_SHORT TASK_
Below are records. Transcribe exactly the lines from the one that contains "Parse this screenshot: output" through the last line, leaving any pictures out.

_TASK DATA_

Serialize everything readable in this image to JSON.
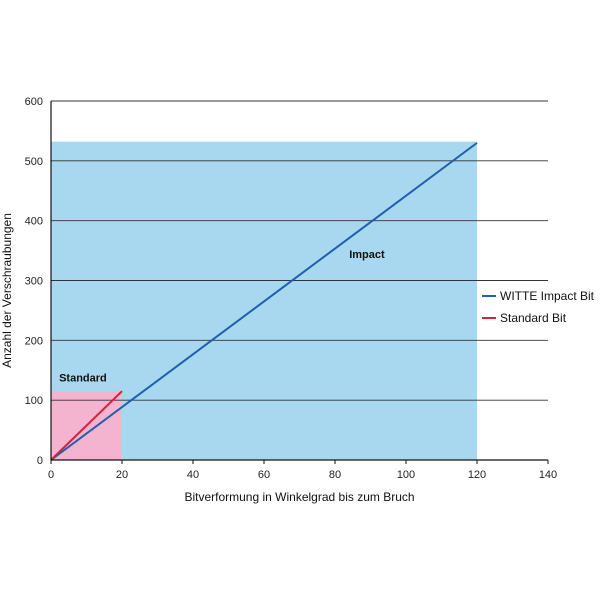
{
  "chart_data": {
    "type": "line",
    "xlabel": "Bitverformung in Winkelgrad bis zum Bruch",
    "ylabel": "Anzahl der Verschraubungen",
    "xlim": [
      0,
      140
    ],
    "ylim": [
      0,
      600
    ],
    "x_ticks": [
      0,
      20,
      40,
      60,
      80,
      100,
      120,
      140
    ],
    "y_ticks": [
      0,
      100,
      200,
      300,
      400,
      500,
      600
    ],
    "grid": "horizontal",
    "legend_position": "right",
    "series": [
      {
        "name": "WITTE Impact Bit",
        "color": "#1f5fae",
        "x": [
          0,
          120
        ],
        "y": [
          0,
          530
        ]
      },
      {
        "name": "Standard Bit",
        "color": "#d6203c",
        "x": [
          0,
          20
        ],
        "y": [
          0,
          115
        ]
      }
    ],
    "regions": [
      {
        "label": "Impact",
        "color": "#a8d8f0",
        "x": [
          0,
          120
        ],
        "y": [
          0,
          532
        ],
        "label_at": [
          89,
          338
        ]
      },
      {
        "label": "Standard",
        "color": "#f4b4cf",
        "x": [
          0,
          20
        ],
        "y": [
          0,
          115
        ],
        "label_at": [
          9,
          131
        ]
      }
    ]
  }
}
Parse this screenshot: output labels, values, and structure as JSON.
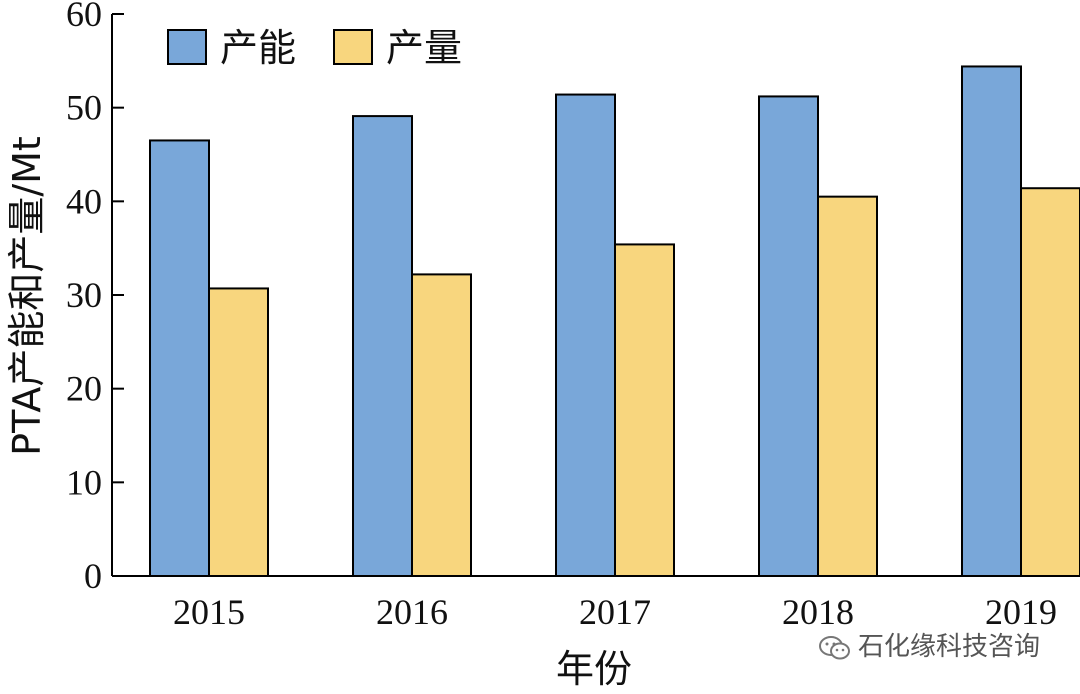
{
  "chart_data": {
    "type": "bar",
    "categories": [
      "2015",
      "2016",
      "2017",
      "2018",
      "2019"
    ],
    "series": [
      {
        "name": "产能",
        "values": [
          46.5,
          49.1,
          51.4,
          51.2,
          54.4
        ],
        "color": "#79a7d9"
      },
      {
        "name": "产量",
        "values": [
          30.7,
          32.2,
          35.4,
          40.5,
          41.4
        ],
        "color": "#f8d67e"
      }
    ],
    "xlabel": "年份",
    "ylabel": "PTA产能和产量/Mt",
    "ylim": [
      0,
      60
    ],
    "yticks": [
      0,
      10,
      20,
      30,
      40,
      50,
      60
    ],
    "grid": false,
    "legend": "top-left"
  },
  "watermark": {
    "icon": "wechat-icon",
    "text": "石化缘科技咨询"
  }
}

_RESULT FOR THIS TASK_
Parse this screenshot: output labels, values, and structure as JSON.
{
  "chart_data": {
    "type": "bar",
    "categories": [
      "2015",
      "2016",
      "2017",
      "2018",
      "2019"
    ],
    "series": [
      {
        "name": "产能",
        "values": [
          46.5,
          49.1,
          51.4,
          51.2,
          54.4
        ],
        "color": "#79a7d9"
      },
      {
        "name": "产量",
        "values": [
          30.7,
          32.2,
          35.4,
          40.5,
          41.4
        ],
        "color": "#f8d67e"
      }
    ],
    "xlabel": "年份",
    "ylabel": "PTA产能和产量/Mt",
    "ylim": [
      0,
      60
    ],
    "yticks": [
      0,
      10,
      20,
      30,
      40,
      50,
      60
    ],
    "grid": false,
    "legend": "top-left"
  },
  "watermark": {
    "icon": "wechat-icon",
    "text": "石化缘科技咨询"
  }
}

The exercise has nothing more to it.